Return every entry exactly.

--------

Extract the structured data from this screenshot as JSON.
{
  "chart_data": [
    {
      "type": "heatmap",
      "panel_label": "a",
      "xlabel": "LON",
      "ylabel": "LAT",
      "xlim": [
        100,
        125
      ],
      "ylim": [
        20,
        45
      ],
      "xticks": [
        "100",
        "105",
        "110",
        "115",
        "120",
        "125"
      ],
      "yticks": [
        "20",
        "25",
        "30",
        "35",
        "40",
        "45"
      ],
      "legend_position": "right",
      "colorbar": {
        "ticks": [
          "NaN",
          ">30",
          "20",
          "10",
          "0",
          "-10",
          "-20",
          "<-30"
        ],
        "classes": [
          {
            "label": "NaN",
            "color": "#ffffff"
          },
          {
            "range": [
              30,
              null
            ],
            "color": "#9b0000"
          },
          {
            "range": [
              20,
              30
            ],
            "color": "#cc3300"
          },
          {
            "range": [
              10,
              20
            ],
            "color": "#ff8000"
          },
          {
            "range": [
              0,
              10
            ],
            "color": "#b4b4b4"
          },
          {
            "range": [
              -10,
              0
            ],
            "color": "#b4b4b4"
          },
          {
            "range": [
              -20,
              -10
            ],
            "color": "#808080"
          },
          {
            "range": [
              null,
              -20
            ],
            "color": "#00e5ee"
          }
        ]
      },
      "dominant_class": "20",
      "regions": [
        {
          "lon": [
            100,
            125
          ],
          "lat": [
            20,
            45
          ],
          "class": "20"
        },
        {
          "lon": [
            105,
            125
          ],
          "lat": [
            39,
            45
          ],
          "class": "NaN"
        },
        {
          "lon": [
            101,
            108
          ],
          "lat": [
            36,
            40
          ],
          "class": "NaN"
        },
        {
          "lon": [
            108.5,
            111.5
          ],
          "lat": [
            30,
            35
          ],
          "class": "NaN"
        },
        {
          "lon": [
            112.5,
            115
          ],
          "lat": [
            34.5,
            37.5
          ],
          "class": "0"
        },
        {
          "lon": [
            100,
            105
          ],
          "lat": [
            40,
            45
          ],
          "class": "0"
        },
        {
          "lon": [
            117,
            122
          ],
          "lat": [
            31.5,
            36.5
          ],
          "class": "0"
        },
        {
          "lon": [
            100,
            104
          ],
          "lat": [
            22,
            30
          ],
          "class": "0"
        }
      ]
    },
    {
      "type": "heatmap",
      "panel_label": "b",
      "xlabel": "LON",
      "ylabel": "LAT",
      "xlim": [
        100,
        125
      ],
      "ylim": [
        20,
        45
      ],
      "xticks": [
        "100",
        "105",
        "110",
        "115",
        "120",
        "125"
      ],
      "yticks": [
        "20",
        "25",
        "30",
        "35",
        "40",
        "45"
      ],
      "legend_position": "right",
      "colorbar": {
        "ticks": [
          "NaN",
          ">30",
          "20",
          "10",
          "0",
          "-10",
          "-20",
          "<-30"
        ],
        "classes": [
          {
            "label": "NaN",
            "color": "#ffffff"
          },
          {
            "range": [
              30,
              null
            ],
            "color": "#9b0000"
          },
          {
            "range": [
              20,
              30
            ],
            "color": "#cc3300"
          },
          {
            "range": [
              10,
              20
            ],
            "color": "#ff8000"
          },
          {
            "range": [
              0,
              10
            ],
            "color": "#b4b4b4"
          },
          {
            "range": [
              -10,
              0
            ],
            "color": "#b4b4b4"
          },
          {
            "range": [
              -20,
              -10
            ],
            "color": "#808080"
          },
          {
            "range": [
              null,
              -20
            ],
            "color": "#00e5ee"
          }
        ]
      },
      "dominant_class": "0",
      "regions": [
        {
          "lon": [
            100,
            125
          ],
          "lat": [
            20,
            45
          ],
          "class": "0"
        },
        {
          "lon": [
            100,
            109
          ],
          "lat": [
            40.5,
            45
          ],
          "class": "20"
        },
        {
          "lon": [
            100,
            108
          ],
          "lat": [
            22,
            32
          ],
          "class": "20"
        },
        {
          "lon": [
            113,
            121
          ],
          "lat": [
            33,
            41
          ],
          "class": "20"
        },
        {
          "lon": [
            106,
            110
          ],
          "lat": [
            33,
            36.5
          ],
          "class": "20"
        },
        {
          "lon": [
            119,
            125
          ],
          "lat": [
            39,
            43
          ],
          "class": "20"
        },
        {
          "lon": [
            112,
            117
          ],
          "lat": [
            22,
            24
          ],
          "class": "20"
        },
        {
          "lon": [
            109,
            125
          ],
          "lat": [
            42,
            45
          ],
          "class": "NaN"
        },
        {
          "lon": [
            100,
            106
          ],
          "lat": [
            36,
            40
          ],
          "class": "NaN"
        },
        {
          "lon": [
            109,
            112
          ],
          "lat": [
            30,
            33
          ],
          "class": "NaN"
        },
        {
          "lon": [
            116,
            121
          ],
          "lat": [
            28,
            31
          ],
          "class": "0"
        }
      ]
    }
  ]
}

--------

COMPLETED TASK:
Extract the structured data from this screenshot as JSON.
{
  "chart_data": [
    {
      "type": "heatmap",
      "panel_label": "a",
      "xlabel": "LON",
      "ylabel": "LAT",
      "xlim": [
        100,
        125
      ],
      "ylim": [
        20,
        45
      ],
      "xticks": [
        "100",
        "105",
        "110",
        "115",
        "120",
        "125"
      ],
      "yticks": [
        "20",
        "25",
        "30",
        "35",
        "40",
        "45"
      ],
      "legend_position": "right",
      "colorbar": {
        "ticks": [
          "NaN",
          ">30",
          "20",
          "10",
          "0",
          "-10",
          "-20",
          "<-30"
        ],
        "classes": [
          {
            "label": "NaN",
            "color": "#ffffff"
          },
          {
            "range": [
              30,
              null
            ],
            "color": "#9b0000"
          },
          {
            "range": [
              20,
              30
            ],
            "color": "#cc3300"
          },
          {
            "range": [
              10,
              20
            ],
            "color": "#ff8000"
          },
          {
            "range": [
              0,
              10
            ],
            "color": "#b4b4b4"
          },
          {
            "range": [
              -10,
              0
            ],
            "color": "#b4b4b4"
          },
          {
            "range": [
              -20,
              -10
            ],
            "color": "#808080"
          },
          {
            "range": [
              null,
              -20
            ],
            "color": "#00e5ee"
          }
        ]
      },
      "dominant_class": "20",
      "regions": [
        {
          "lon": [
            100,
            125
          ],
          "lat": [
            20,
            45
          ],
          "class": "20"
        },
        {
          "lon": [
            105,
            125
          ],
          "lat": [
            39,
            45
          ],
          "class": "NaN"
        },
        {
          "lon": [
            101,
            108
          ],
          "lat": [
            36,
            40
          ],
          "class": "NaN"
        },
        {
          "lon": [
            108.5,
            111.5
          ],
          "lat": [
            30,
            35
          ],
          "class": "NaN"
        },
        {
          "lon": [
            112.5,
            115
          ],
          "lat": [
            34.5,
            37.5
          ],
          "class": "0"
        },
        {
          "lon": [
            100,
            105
          ],
          "lat": [
            40,
            45
          ],
          "class": "0"
        },
        {
          "lon": [
            117,
            122
          ],
          "lat": [
            31.5,
            36.5
          ],
          "class": "0"
        },
        {
          "lon": [
            100,
            104
          ],
          "lat": [
            22,
            30
          ],
          "class": "0"
        }
      ]
    },
    {
      "type": "heatmap",
      "panel_label": "b",
      "xlabel": "LON",
      "ylabel": "LAT",
      "xlim": [
        100,
        125
      ],
      "ylim": [
        20,
        45
      ],
      "xticks": [
        "100",
        "105",
        "110",
        "115",
        "120",
        "125"
      ],
      "yticks": [
        "20",
        "25",
        "30",
        "35",
        "40",
        "45"
      ],
      "legend_position": "right",
      "colorbar": {
        "ticks": [
          "NaN",
          ">30",
          "20",
          "10",
          "0",
          "-10",
          "-20",
          "<-30"
        ],
        "classes": [
          {
            "label": "NaN",
            "color": "#ffffff"
          },
          {
            "range": [
              30,
              null
            ],
            "color": "#9b0000"
          },
          {
            "range": [
              20,
              30
            ],
            "color": "#cc3300"
          },
          {
            "range": [
              10,
              20
            ],
            "color": "#ff8000"
          },
          {
            "range": [
              0,
              10
            ],
            "color": "#b4b4b4"
          },
          {
            "range": [
              -10,
              0
            ],
            "color": "#b4b4b4"
          },
          {
            "range": [
              -20,
              -10
            ],
            "color": "#808080"
          },
          {
            "range": [
              null,
              -20
            ],
            "color": "#00e5ee"
          }
        ]
      },
      "dominant_class": "0",
      "regions": [
        {
          "lon": [
            100,
            125
          ],
          "lat": [
            20,
            45
          ],
          "class": "0"
        },
        {
          "lon": [
            100,
            109
          ],
          "lat": [
            40.5,
            45
          ],
          "class": "20"
        },
        {
          "lon": [
            100,
            108
          ],
          "lat": [
            22,
            32
          ],
          "class": "20"
        },
        {
          "lon": [
            113,
            121
          ],
          "lat": [
            33,
            41
          ],
          "class": "20"
        },
        {
          "lon": [
            106,
            110
          ],
          "lat": [
            33,
            36.5
          ],
          "class": "20"
        },
        {
          "lon": [
            119,
            125
          ],
          "lat": [
            39,
            43
          ],
          "class": "20"
        },
        {
          "lon": [
            112,
            117
          ],
          "lat": [
            22,
            24
          ],
          "class": "20"
        },
        {
          "lon": [
            109,
            125
          ],
          "lat": [
            42,
            45
          ],
          "class": "NaN"
        },
        {
          "lon": [
            100,
            106
          ],
          "lat": [
            36,
            40
          ],
          "class": "NaN"
        },
        {
          "lon": [
            109,
            112
          ],
          "lat": [
            30,
            33
          ],
          "class": "NaN"
        },
        {
          "lon": [
            116,
            121
          ],
          "lat": [
            28,
            31
          ],
          "class": "0"
        }
      ]
    }
  ]
}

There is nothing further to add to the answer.